**TEXTE EXTRAIT:**
Le fouillis radar est composé des échos parasites revenant de cibles qui sont par définition inintéressantes pour l'opérateur radar. Il est constitué d'échos d'énergie retournés par le sol, par la mer, par les précipitations, par les aéronefs, par les échos se situant au-delà de la portée utile du radar ou de tout autre phénomène obscurcissant le signal recherché comme le bruit de fond.

Les différents utilisateurs ont cependant une idée différente de ce que constitue un écho indésirable. Ainsi les opérateurs à l'aviation veulent éliminer tout ce qui n'est pas l'écho des aéronefs mais les météorologistes considèrent que les avions sont du bruit et ne veulent garder que les signaux provenant des précipitations. Autre exemple, plusieurs études universitaires et gouvernementales ont permis d'extraire les données sur la période, la hauteur et la trajectoire de migration des oiseaux et des papillons Monarques de ces échos parasites[1], [2]. Ces informations sont utiles pour les programmes d'aménagement des aires naturelles, la planification des parcs éoliens et toute autre activité qui peut influencer les populations d'oiseaux ou d'insectes.

Pour filtrer le fouillis radar, diverses techniques électroniques tenant compte de ses caractéristiques sont utilisées.

Causes[modifier | modifier le code]

Paillettes de contre-mesures vues par un radar météorologique

Les échos parasites peuvent provenir d'objets naturels tels que le sol, la mer, les précipitations (pluie, neige ou grêle), les tempêtes de sable, les animaux (particulièrement les oiseaux), les turbulences atmosphériques, et d’autres effets atmosphériques (par exemple les chutes de lithométéores ou les réflexions sur l’ionosphère). Ils peuvent également provenir d'objets fabriqués par l’homme tels que les immeubles ou des paillettes métalliques lâchées intentionnellement comme contre-mesures dans la guerre électronique[3].

Le fouillis comprend également des artéfacts internes au système radar comme la réflexion du faisceau sur les supports du guide d'ondes partant de l'antenne vers le cornet d'émission situé au point focal de l'antenne parabolique. Dans un affichage radar comme le PPI, ces échos indésirables ressembleront à des points très brillants au centre de l’affichage. Le bruit du système électronique et le bruit de fond de l'atmosphère font également partie de ces artéfacts.

Il y a également des artéfacts de l'atmosphère comme des réflexions venant de trajets par réflexions multiples sur une cible[3]. Ainsi, le faisceau radar frappe une cible et comme l'onde émise est réfléchie dans toutes les directions, une partie peut être réfléchie sur une autre cible et retourner au radar. Comme le temps mis pour cette seconde réflexion pour atteindre le radar est plus long que le retour direct, elle sera placée au mauvais endroit ce qui donne deux cibles au lieu d'une. Lorsque l'atmosphère s'éloigne de la stratification normale de température et d'humidité avec l'altitude, il se produit aussi une propagation anormale du faisceau radar. Le trajet du faisceau radar est alors dévié anormalement vers le haut ou le bas et peut subir des réflexions/réfractions ionosphériques ou au sol, créant ainsi des fantômes[3].

**ENREGISTREMENTS DE DONNÉES:**
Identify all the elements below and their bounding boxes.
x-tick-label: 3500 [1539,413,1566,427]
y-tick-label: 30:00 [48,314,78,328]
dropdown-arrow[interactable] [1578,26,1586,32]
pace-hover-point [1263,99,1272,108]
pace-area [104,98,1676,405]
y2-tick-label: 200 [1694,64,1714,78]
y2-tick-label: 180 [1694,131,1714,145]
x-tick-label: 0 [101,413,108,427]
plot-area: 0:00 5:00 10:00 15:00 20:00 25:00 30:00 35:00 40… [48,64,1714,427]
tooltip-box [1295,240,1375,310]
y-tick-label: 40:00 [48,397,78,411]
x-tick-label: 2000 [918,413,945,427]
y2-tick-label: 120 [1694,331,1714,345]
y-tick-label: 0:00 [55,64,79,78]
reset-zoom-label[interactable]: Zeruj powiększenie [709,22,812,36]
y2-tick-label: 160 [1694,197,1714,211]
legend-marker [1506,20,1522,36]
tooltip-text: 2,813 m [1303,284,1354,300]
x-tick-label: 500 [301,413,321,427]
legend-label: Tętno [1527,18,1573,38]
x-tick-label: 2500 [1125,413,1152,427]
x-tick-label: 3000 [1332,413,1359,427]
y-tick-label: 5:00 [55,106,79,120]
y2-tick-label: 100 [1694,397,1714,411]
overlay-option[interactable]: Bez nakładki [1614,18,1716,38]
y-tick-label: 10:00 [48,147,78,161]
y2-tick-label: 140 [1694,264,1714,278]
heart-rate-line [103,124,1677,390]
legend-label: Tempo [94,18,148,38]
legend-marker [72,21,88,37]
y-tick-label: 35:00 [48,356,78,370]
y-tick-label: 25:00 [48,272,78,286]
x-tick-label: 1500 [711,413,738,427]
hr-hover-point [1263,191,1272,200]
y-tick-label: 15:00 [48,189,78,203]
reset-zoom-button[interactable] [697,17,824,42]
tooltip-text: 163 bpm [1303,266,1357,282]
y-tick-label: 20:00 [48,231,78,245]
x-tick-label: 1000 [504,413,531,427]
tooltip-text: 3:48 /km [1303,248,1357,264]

**CONSIGNES DE L'EXERCICE:**
a: D'après le texte sur le fouillis radar, à quoi ressemblent, dans un affichage comme le PPI, les échos indésirables dus à la réflexion du faisceau sur les supports du guide d'ondes ?
b: Résumez le texte sur le fouillis radar en deux phrases.
c: Rédigez la suite du texte sur le fouillis radar en partant de sa dernière phrase.

**RÉPONSES:**
a: À des points très brillants au centre de l'affichage.

b: Le fouillis radar désigne les échos parasites sans intérêt pour l'opérateur, renvoyés notamment par le sol, la mer, les précipitations ou les aéronefs, mais ce qui est jugé indésirable varie selon les utilisateurs, par exemple entre les opérateurs de l'aviation et les météorologistes. Ces échos proviennent d'objets naturels ou fabriqués par l'homme, d'artéfacts internes au système radar et d'artéfacts de l'atmosphère comme les réflexions multiples ou la propagation anormale du faisceau.

c:
Finalement, des objets très réfléchissants visibles peuvent être éclairés par un lobe secondaire du faisceau radar, alors que l'antenne pointe vers une zone moins réfléchissante. L'écho provenant de cet objet sera positionné dans la centrale du faisceau, ou lobe principal, et créera ainsi une fausse cible.

Caractéristiques[modifier | modifier le code]

On classe généralement ces échos indésirés selon leurs caractéristiques[3] :

  • Échos fixes (sol, édifices, etc.) : leur vitesse est généralement nulle en principe mais peut cependant varier légèrement autour de zéro (ex. les branches des arbres bougent sous l’effet du vent) ;
  • Échos mobiles de surface : les échos de mer auront souvent une vitesse de déplacement (celle de la crête des vagues) qui varie grandement mais qui ont un retour avec un polarisation particulière ;
  • Échos volumiques : Les précipitations et les paillettes de contre-mesures électroniques occupent un large volume et se déplacent. Elles ont des caractéristiques de vitesses, d'intensité et polarisation particulières à chacune ;
  • Échos ponctuels : les oiseaux, les éoliennes et les aéronefs sont des cibles ponctuelles ayant des vitesses caractéristiques.

Filtrage[modifier | modifier le code]

Image radar brute et filtrée

Le fouillis radar est considéré comme une source d’interférences passive, puisqu’il n'est détecté qu'en réponse aux signaux émis par le radar. Il existe plusieurs façons d'éliminer ces échos. Plusieurs de ces méthodes reposent sur le fait que ces échos tendent à être stationnaires lors des balayages du radar et pourront être éliminés par la valeur nulle de leur déplacement noté par l'effet Doppler-Fizeau du signal radar[4]. Ils peuvent aussi être éliminés en comparant des sondages radar successifs, la cible désirée sera mobile et tous les échos stationnaires pourront être éliminés.

Les échos de mer qui comportent un déplacement des vagues peuvent être réduits en utilisant une polarisation horizontale, tandis que la pluie est réduite avec une polarisation circulaire (à noter que les radars météorologiques souhaitent obtenir l’effet inverse, utilisant donc une polarisation horizontale afin de détecter les précipitations). Les autres méthodes visent à augmenter le rapport signal sur bruit.

La méthode CFAR (Constant false alarm rate, parfois appelée AGC pour Automatic Gain Control) repose sur le fait que les échos dus aux parasites sont beaucoup plus nombreux que ceux dus à la cible[5]. Le gain du récepteur est automatiquement ajusté afin de maintenir un niveau constant des échos parasites visibles. Les cibles ayant un retour plus important que les parasites ressortiront facilement de ces derniers, même si les cibles plus faibles se perdent dans le bruit. Par le passé, le CFAR était contrôlé électroniquement et affectait également tout le volume sondé. Maintenant, le CFAR est contrôlé par ordinateur et peut être réglé différemment en chaque zone de l'affichage. Ainsi il s'adapte au niveau des échos parasites selon la distance et l'azimut.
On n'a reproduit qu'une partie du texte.